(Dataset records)

################

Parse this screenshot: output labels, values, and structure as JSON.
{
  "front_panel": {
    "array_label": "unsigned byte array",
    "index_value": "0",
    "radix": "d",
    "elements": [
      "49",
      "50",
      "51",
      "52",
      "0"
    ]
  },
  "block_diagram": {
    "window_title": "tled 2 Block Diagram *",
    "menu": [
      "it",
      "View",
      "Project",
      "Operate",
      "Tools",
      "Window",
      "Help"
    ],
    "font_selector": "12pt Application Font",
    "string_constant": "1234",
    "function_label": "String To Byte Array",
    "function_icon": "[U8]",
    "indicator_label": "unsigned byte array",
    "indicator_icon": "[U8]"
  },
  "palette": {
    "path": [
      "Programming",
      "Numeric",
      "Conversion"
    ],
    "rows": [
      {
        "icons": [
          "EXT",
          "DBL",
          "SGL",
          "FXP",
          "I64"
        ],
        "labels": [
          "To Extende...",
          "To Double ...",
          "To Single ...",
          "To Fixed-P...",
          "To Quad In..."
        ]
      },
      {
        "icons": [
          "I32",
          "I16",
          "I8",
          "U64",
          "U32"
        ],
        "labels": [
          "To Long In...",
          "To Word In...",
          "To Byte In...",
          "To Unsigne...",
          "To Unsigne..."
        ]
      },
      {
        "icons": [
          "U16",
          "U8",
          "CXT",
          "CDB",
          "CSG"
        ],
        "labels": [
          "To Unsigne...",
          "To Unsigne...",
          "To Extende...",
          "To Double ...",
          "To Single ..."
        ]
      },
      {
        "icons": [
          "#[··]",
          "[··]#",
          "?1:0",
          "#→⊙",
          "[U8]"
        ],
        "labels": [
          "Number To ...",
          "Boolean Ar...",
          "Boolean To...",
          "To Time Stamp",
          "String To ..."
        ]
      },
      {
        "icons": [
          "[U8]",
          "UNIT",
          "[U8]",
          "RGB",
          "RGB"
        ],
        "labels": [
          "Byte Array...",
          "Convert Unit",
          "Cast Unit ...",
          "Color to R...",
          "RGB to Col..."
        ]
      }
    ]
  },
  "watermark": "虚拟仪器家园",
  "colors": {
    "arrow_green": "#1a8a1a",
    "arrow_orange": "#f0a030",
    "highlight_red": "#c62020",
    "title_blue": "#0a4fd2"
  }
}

################

→ Direction
Your task is to extract all of the records exactly.

→ The completed task
Parse this screenshot: output labels, values, and structure as JSON.
{
  "front_panel": {
    "array_label": "unsigned byte array",
    "index_value": "0",
    "radix": "d",
    "elements": [
      "49",
      "50",
      "51",
      "52",
      "0"
    ]
  },
  "block_diagram": {
    "window_title": "tled 2 Block Diagram *",
    "menu": [
      "it",
      "View",
      "Project",
      "Operate",
      "Tools",
      "Window",
      "Help"
    ],
    "font_selector": "12pt Application Font",
    "string_constant": "1234",
    "function_label": "String To Byte Array",
    "function_icon": "[U8]",
    "indicator_label": "unsigned byte array",
    "indicator_icon": "[U8]"
  },
  "palette": {
    "path": [
      "Programming",
      "Numeric",
      "Conversion"
    ],
    "rows": [
      {
        "icons": [
          "EXT",
          "DBL",
          "SGL",
          "FXP",
          "I64"
        ],
        "labels": [
          "To Extende...",
          "To Double ...",
          "To Single ...",
          "To Fixed-P...",
          "To Quad In..."
        ]
      },
      {
        "icons": [
          "I32",
          "I16",
          "I8",
          "U64",
          "U32"
        ],
        "labels": [
          "To Long In...",
          "To Word In...",
          "To Byte In...",
          "To Unsigne...",
          "To Unsigne..."
        ]
      },
      {
        "icons": [
          "U16",
          "U8",
          "CXT",
          "CDB",
          "CSG"
        ],
        "labels": [
          "To Unsigne...",
          "To Unsigne...",
          "To Extende...",
          "To Double ...",
          "To Single ..."
        ]
      },
      {
        "icons": [
          "#[··]",
          "[··]#",
          "?1:0",
          "#→⊙",
          "[U8]"
        ],
        "labels": [
          "Number To ...",
          "Boolean Ar...",
          "Boolean To...",
          "To Time Stamp",
          "String To ..."
        ]
      },
      {
        "icons": [
          "[U8]",
          "UNIT",
          "[U8]",
          "RGB",
          "RGB"
        ],
        "labels": [
          "Byte Array...",
          "Convert Unit",
          "Cast Unit ...",
          "Color to R...",
          "RGB to Col..."
        ]
      }
    ]
  },
  "watermark": "虚拟仪器家园",
  "colors": {
    "arrow_green": "#1a8a1a",
    "arrow_orange": "#f0a030",
    "highlight_red": "#c62020",
    "title_blue": "#0a4fd2"
  }
}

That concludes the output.